--- start ---
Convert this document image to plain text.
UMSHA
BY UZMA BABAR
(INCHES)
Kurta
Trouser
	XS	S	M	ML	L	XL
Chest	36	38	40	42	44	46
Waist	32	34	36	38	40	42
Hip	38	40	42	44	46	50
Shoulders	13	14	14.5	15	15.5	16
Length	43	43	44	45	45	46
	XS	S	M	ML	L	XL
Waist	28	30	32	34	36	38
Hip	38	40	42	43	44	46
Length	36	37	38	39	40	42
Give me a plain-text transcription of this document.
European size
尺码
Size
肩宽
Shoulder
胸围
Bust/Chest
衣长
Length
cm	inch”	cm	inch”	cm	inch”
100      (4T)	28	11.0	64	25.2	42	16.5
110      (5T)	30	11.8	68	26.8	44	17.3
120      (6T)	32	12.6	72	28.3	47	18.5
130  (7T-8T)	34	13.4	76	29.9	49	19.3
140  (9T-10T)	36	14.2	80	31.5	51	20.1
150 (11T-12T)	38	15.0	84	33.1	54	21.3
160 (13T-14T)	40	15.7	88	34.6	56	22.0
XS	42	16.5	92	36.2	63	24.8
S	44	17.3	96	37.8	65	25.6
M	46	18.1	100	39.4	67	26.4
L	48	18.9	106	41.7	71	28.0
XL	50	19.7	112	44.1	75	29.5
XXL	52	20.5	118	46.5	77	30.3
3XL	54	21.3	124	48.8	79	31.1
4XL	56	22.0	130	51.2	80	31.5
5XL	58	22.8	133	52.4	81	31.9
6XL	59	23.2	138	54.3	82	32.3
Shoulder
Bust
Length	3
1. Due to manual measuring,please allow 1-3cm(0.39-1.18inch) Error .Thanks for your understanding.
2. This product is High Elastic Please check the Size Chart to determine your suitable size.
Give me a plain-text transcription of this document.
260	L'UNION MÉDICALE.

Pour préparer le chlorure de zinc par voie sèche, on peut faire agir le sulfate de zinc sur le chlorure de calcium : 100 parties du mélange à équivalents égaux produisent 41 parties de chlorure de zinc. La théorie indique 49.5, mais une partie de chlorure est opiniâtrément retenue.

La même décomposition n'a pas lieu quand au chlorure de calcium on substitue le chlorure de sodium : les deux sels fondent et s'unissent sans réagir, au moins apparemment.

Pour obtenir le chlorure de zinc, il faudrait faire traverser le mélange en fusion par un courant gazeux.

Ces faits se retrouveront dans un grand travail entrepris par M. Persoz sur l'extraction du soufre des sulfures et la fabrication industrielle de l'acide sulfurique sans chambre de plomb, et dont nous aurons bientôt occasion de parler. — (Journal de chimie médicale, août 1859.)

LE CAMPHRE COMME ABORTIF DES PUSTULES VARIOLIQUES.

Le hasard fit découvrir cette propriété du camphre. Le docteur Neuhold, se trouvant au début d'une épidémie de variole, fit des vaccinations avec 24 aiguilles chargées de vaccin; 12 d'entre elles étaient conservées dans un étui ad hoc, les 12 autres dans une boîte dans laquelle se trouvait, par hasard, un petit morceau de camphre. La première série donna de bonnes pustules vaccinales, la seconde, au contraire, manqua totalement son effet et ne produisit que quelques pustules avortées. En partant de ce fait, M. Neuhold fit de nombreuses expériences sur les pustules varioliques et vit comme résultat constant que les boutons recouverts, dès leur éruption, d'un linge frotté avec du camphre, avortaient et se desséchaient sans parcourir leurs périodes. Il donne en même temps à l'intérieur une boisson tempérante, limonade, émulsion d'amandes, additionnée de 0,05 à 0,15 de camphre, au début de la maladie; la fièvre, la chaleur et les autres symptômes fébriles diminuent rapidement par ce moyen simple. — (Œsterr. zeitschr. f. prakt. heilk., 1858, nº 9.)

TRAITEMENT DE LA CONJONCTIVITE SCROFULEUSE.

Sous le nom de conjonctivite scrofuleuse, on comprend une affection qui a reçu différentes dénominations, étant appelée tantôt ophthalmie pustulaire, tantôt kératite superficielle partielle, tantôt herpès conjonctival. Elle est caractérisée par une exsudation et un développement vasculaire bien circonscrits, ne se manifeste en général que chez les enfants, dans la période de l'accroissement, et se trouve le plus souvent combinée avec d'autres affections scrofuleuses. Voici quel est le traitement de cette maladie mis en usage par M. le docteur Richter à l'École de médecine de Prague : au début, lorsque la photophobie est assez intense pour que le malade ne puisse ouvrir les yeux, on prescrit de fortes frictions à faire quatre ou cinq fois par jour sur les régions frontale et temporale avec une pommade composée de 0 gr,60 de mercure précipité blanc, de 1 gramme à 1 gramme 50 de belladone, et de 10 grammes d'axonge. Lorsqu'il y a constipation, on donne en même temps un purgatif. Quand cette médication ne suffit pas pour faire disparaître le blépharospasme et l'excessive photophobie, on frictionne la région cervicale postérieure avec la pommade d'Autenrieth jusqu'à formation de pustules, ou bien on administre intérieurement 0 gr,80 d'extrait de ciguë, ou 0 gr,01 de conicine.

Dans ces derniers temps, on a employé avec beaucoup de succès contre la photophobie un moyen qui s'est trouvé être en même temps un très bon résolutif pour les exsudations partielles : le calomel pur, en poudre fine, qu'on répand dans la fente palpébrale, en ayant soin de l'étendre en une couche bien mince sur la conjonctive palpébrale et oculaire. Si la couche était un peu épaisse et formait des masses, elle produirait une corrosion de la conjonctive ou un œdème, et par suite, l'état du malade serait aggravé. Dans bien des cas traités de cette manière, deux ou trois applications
--- end ---
- **SET EXERCISE**: In the listing above, find the lines holding the word "mélange" and copy them.

- **WORKED ANSWER**:
Pour préparer le chlorure de zinc par voie sèche, on peut faire agir le sulfate de zinc sur le chlorure de calcium : 100 parties du mélange à équivalents égaux produisent 41 parties de chlorure de zinc. La théorie indique 49.5, mais une partie de chlorure est opiniâtrément retenue.
Pour obtenir le chlorure de zinc, il faudrait faire traverser le mélange en fusion par un courant gazeux.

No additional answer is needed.